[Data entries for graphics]
— begin —
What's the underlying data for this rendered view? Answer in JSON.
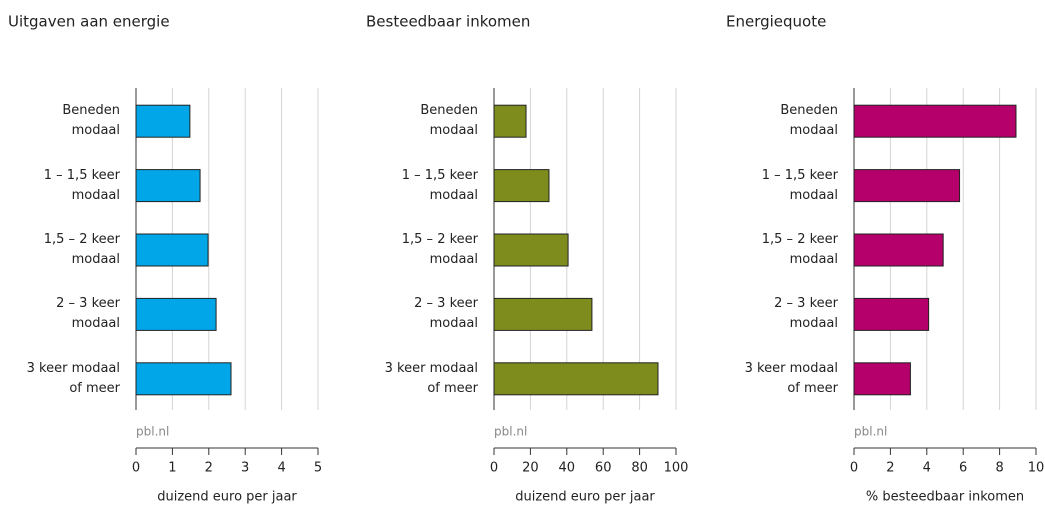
{
  "chart_data": [
    {
      "type": "hbar",
      "title": "Uitgaven aan energie",
      "categories": [
        "Beneden modaal",
        "1 – 1,5 keer modaal",
        "1,5 – 2 keer modaal",
        "2 – 3 keer modaal",
        "3 keer modaal of meer"
      ],
      "values": [
        1.48,
        1.76,
        1.98,
        2.2,
        2.61
      ],
      "color": "#00a6e8",
      "xlim": [
        0,
        5
      ],
      "xticks": [
        0,
        1,
        2,
        3,
        4,
        5
      ],
      "grid": true,
      "xlabel": "duizend euro per jaar",
      "source": "pbl.nl"
    },
    {
      "type": "hbar",
      "title": "Besteedbaar inkomen",
      "categories": [
        "Beneden modaal",
        "1 – 1,5 keer modaal",
        "1,5 – 2 keer modaal",
        "2 – 3 keer modaal",
        "3 keer modaal of meer"
      ],
      "values": [
        17.6,
        30.2,
        40.7,
        53.8,
        90.1
      ],
      "color": "#7e8c1e",
      "xlim": [
        0,
        100
      ],
      "xticks": [
        0,
        20,
        40,
        60,
        80,
        100
      ],
      "grid": true,
      "xlabel": "duizend euro per jaar",
      "source": "pbl.nl"
    },
    {
      "type": "hbar",
      "title": "Energiequote",
      "categories": [
        "Beneden modaal",
        "1 – 1,5 keer modaal",
        "1,5 – 2 keer modaal",
        "2 – 3 keer modaal",
        "3 keer modaal of meer"
      ],
      "values": [
        8.9,
        5.8,
        4.9,
        4.1,
        3.1
      ],
      "color": "#b5006b",
      "xlim": [
        0,
        10
      ],
      "xticks": [
        0,
        2,
        4,
        6,
        8,
        10
      ],
      "grid": true,
      "xlabel": "% besteedbaar inkomen",
      "source": "pbl.nl"
    }
  ]
}
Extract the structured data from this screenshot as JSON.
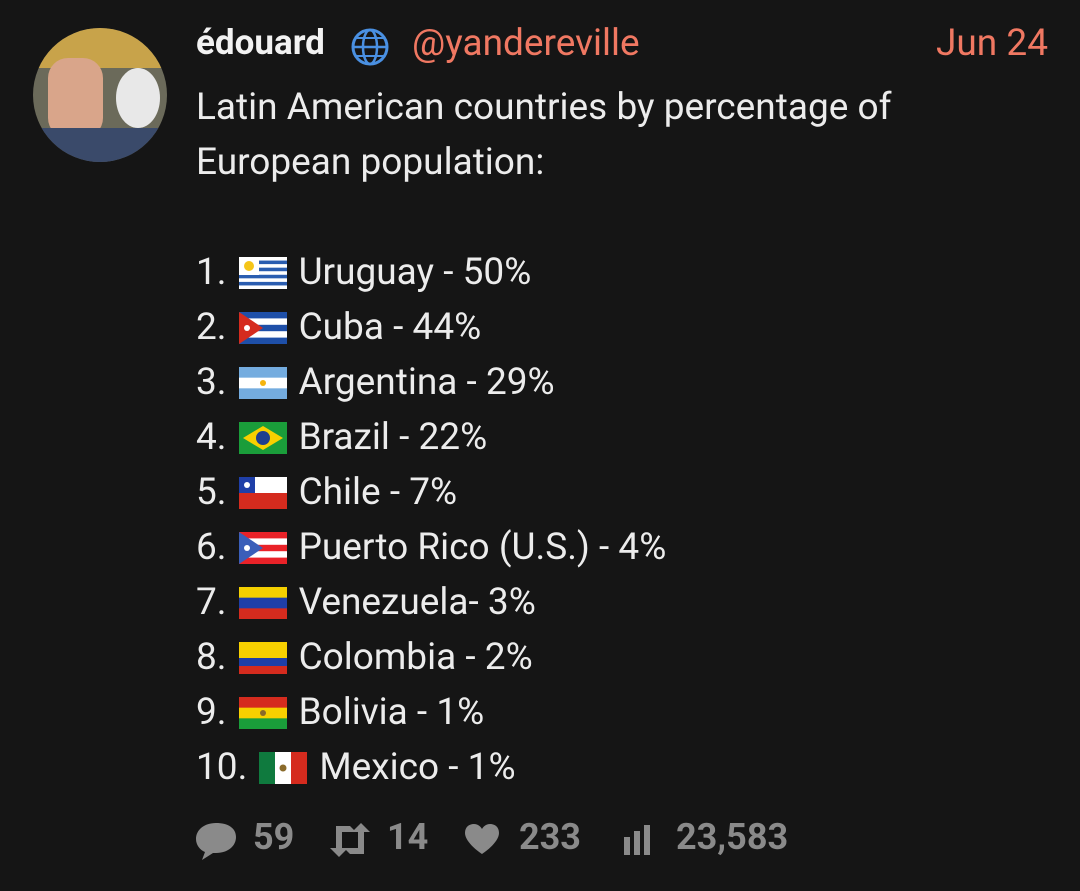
{
  "author": {
    "name": "édouard",
    "handle": "@yandereville",
    "date": "Jun 24"
  },
  "body": {
    "intro": [
      "Latin American countries by percentage of",
      "European population:"
    ],
    "items": [
      {
        "rank": "1.",
        "text": "Uruguay - 50%"
      },
      {
        "rank": "2.",
        "text": "Cuba - 44%"
      },
      {
        "rank": "3.",
        "text": "Argentina - 29%"
      },
      {
        "rank": "4.",
        "text": "Brazil - 22%"
      },
      {
        "rank": "5.",
        "text": "Chile - 7%"
      },
      {
        "rank": "6.",
        "text": "Puerto Rico (U.S.) - 4%"
      },
      {
        "rank": "7.",
        "text": "Venezuela- 3%"
      },
      {
        "rank": "8.",
        "text": "Colombia - 2%"
      },
      {
        "rank": "9.",
        "text": "Bolivia - 1%"
      },
      {
        "rank": "10.",
        "text": "Mexico - 1%"
      }
    ]
  },
  "stats": {
    "replies": "59",
    "retweets": "14",
    "likes": "233",
    "views": "23,583"
  }
}
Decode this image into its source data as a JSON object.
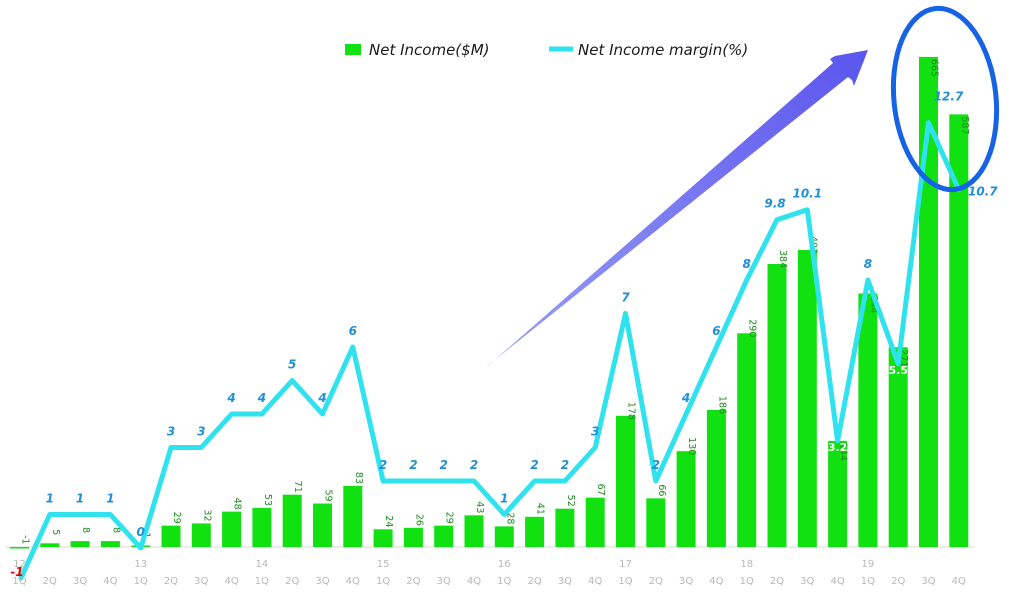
{
  "chart_data": {
    "type": "bar",
    "categories": [
      "1Q",
      "2Q",
      "3Q",
      "4Q",
      "1Q",
      "2Q",
      "3Q",
      "4Q",
      "1Q",
      "2Q",
      "3Q",
      "4Q",
      "1Q",
      "2Q",
      "3Q",
      "4Q",
      "1Q",
      "2Q",
      "3Q",
      "4Q",
      "1Q",
      "2Q",
      "3Q",
      "4Q",
      "1Q",
      "2Q",
      "3Q",
      "4Q",
      "1Q",
      "2Q",
      "3Q",
      "4Q"
    ],
    "years": [
      {
        "label": "12",
        "start_index": 0
      },
      {
        "label": "13",
        "start_index": 4
      },
      {
        "label": "14",
        "start_index": 8
      },
      {
        "label": "15",
        "start_index": 12
      },
      {
        "label": "16",
        "start_index": 16
      },
      {
        "label": "17",
        "start_index": 20
      },
      {
        "label": "18",
        "start_index": 24
      },
      {
        "label": "19",
        "start_index": 28
      }
    ],
    "series": [
      {
        "name": "Net Income($M)",
        "type": "bar",
        "color": "#11e011",
        "values": [
          -1,
          5,
          8,
          8,
          1,
          29,
          32,
          48,
          53,
          71,
          59,
          83,
          24,
          26,
          29,
          43,
          28,
          41,
          52,
          67,
          178,
          66,
          130,
          186,
          290,
          384,
          403,
          144,
          344,
          271,
          665,
          587
        ],
        "labels": [
          "-1",
          "5",
          "8",
          "8",
          "1",
          "29",
          "32",
          "48",
          "53",
          "71",
          "59",
          "83",
          "24",
          "26",
          "29",
          "43",
          "28",
          "41",
          "52",
          "67",
          "178",
          "66",
          "130",
          "186",
          "290",
          "384",
          "403",
          "144",
          "344",
          "271",
          "665",
          "587"
        ]
      },
      {
        "name": "Net Income margin(%)",
        "type": "line",
        "color": "#2fe2ee",
        "values": [
          -1,
          1,
          1,
          1,
          0,
          3,
          3,
          4,
          4,
          5,
          4,
          6,
          2,
          2,
          2,
          2,
          1,
          2,
          2,
          3,
          7,
          2,
          4,
          6,
          8,
          9.8,
          10.1,
          3.2,
          8,
          5.5,
          12.7,
          10.7
        ],
        "labels": [
          "-1",
          "1",
          "1",
          "1",
          "0",
          "3",
          "3",
          "4",
          "4",
          "5",
          "4",
          "6",
          "2",
          "2",
          "2",
          "2",
          "1",
          "2",
          "2",
          "3",
          "7",
          "2",
          "4",
          "6",
          "8",
          "9.8",
          "10.1",
          "3.2",
          "8",
          "5.5",
          "12.7",
          "10.7"
        ]
      }
    ],
    "legend_position": "top",
    "grid": false,
    "annotations": [
      "arrow pointing up-right toward the last two quarters",
      "blue ellipse around the last two quarters"
    ],
    "colors": {
      "bar": "#11e011",
      "line": "#2fe2ee",
      "arrow": "#6e6af0",
      "ellipse": "#1763e6",
      "bar_label": "#1e8c1e",
      "line_label": "#1f8fd8",
      "negative_label": "#e00000"
    }
  }
}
— end —
Exercise requirements: Make an exact copy of all the material, but keep the pictures out of it.

Correct response:
What's the underlying data for this rendered view? Answer in JSON.
{
  "chart_data": [
    {
      "type": "hbar",
      "title": "Uitgaven aan energie",
      "categories": [
        "Beneden modaal",
        "1 – 1,5 keer modaal",
        "1,5 – 2 keer modaal",
        "2 – 3 keer modaal",
        "3 keer modaal of meer"
      ],
      "values": [
        1.48,
        1.76,
        1.98,
        2.2,
        2.61
      ],
      "color": "#00a6e8",
      "xlim": [
        0,
        5
      ],
      "xticks": [
        0,
        1,
        2,
        3,
        4,
        5
      ],
      "grid": true,
      "xlabel": "duizend euro per jaar",
      "source": "pbl.nl"
    },
    {
      "type": "hbar",
      "title": "Besteedbaar inkomen",
      "categories": [
        "Beneden modaal",
        "1 – 1,5 keer modaal",
        "1,5 – 2 keer modaal",
        "2 – 3 keer modaal",
        "3 keer modaal of meer"
      ],
      "values": [
        17.6,
        30.2,
        40.7,
        53.8,
        90.1
      ],
      "color": "#7e8c1e",
      "xlim": [
        0,
        100
      ],
      "xticks": [
        0,
        20,
        40,
        60,
        80,
        100
      ],
      "grid": true,
      "xlabel": "duizend euro per jaar",
      "source": "pbl.nl"
    },
    {
      "type": "hbar",
      "title": "Energiequote",
      "categories": [
        "Beneden modaal",
        "1 – 1,5 keer modaal",
        "1,5 – 2 keer modaal",
        "2 – 3 keer modaal",
        "3 keer modaal of meer"
      ],
      "values": [
        8.9,
        5.8,
        4.9,
        4.1,
        3.1
      ],
      "color": "#b5006b",
      "xlim": [
        0,
        10
      ],
      "xticks": [
        0,
        2,
        4,
        6,
        8,
        10
      ],
      "grid": true,
      "xlabel": "% besteedbaar inkomen",
      "source": "pbl.nl"
    }
  ]
}
Extract the structured data from this screenshot as JSON.
{
  "author": {
    "name": "édouard",
    "handle": "@yandereville",
    "date": "Jun 24"
  },
  "body": {
    "intro": [
      "Latin American countries by percentage of",
      "European population:"
    ],
    "items": [
      {
        "rank": "1.",
        "text": "Uruguay - 50%"
      },
      {
        "rank": "2.",
        "text": "Cuba - 44%"
      },
      {
        "rank": "3.",
        "text": "Argentina - 29%"
      },
      {
        "rank": "4.",
        "text": "Brazil - 22%"
      },
      {
        "rank": "5.",
        "text": "Chile - 7%"
      },
      {
        "rank": "6.",
        "text": "Puerto Rico (U.S.) - 4%"
      },
      {
        "rank": "7.",
        "text": "Venezuela- 3%"
      },
      {
        "rank": "8.",
        "text": "Colombia - 2%"
      },
      {
        "rank": "9.",
        "text": "Bolivia - 1%"
      },
      {
        "rank": "10.",
        "text": "Mexico - 1%"
      }
    ]
  },
  "stats": {
    "replies": "59",
    "retweets": "14",
    "likes": "233",
    "views": "23,583"
  }
}
Decode this image into its source data as a JSON object.
{
  "chart_data": {
    "type": "bar",
    "categories": [
      "1Q",
      "2Q",
      "3Q",
      "4Q",
      "1Q",
      "2Q",
      "3Q",
      "4Q",
      "1Q",
      "2Q",
      "3Q",
      "4Q",
      "1Q",
      "2Q",
      "3Q",
      "4Q",
      "1Q",
      "2Q",
      "3Q",
      "4Q",
      "1Q",
      "2Q",
      "3Q",
      "4Q",
      "1Q",
      "2Q",
      "3Q",
      "4Q",
      "1Q",
      "2Q",
      "3Q",
      "4Q"
    ],
    "years": [
      {
        "label": "12",
        "start_index": 0
      },
      {
        "label": "13",
        "start_index": 4
      },
      {
        "label": "14",
        "start_index": 8
      },
      {
        "label": "15",
        "start_index": 12
      },
      {
        "label": "16",
        "start_index": 16
      },
      {
        "label": "17",
        "start_index": 20
      },
      {
        "label": "18",
        "start_index": 24
      },
      {
        "label": "19",
        "start_index": 28
      }
    ],
    "series": [
      {
        "name": "Net Income($M)",
        "type": "bar",
        "color": "#11e011",
        "values": [
          -1,
          5,
          8,
          8,
          1,
          29,
          32,
          48,
          53,
          71,
          59,
          83,
          24,
          26,
          29,
          43,
          28,
          41,
          52,
          67,
          178,
          66,
          130,
          186,
          290,
          384,
          403,
          144,
          344,
          271,
          665,
          587
        ],
        "labels": [
          "-1",
          "5",
          "8",
          "8",
          "1",
          "29",
          "32",
          "48",
          "53",
          "71",
          "59",
          "83",
          "24",
          "26",
          "29",
          "43",
          "28",
          "41",
          "52",
          "67",
          "178",
          "66",
          "130",
          "186",
          "290",
          "384",
          "403",
          "144",
          "344",
          "271",
          "665",
          "587"
        ]
      },
      {
        "name": "Net Income margin(%)",
        "type": "line",
        "color": "#2fe2ee",
        "values": [
          -1,
          1,
          1,
          1,
          0,
          3,
          3,
          4,
          4,
          5,
          4,
          6,
          2,
          2,
          2,
          2,
          1,
          2,
          2,
          3,
          7,
          2,
          4,
          6,
          8,
          9.8,
          10.1,
          3.2,
          8,
          5.5,
          12.7,
          10.7
        ],
        "labels": [
          "-1",
          "1",
          "1",
          "1",
          "0",
          "3",
          "3",
          "4",
          "4",
          "5",
          "4",
          "6",
          "2",
          "2",
          "2",
          "2",
          "1",
          "2",
          "2",
          "3",
          "7",
          "2",
          "4",
          "6",
          "8",
          "9.8",
          "10.1",
          "3.2",
          "8",
          "5.5",
          "12.7",
          "10.7"
        ]
      }
    ],
    "legend_position": "top",
    "grid": false,
    "annotations": [
      "arrow pointing up-right toward the last two quarters",
      "blue ellipse around the last two quarters"
    ],
    "colors": {
      "bar": "#11e011",
      "line": "#2fe2ee",
      "arrow": "#6e6af0",
      "ellipse": "#1763e6",
      "bar_label": "#1e8c1e",
      "line_label": "#1f8fd8",
      "negative_label": "#e00000"
    }
  }
}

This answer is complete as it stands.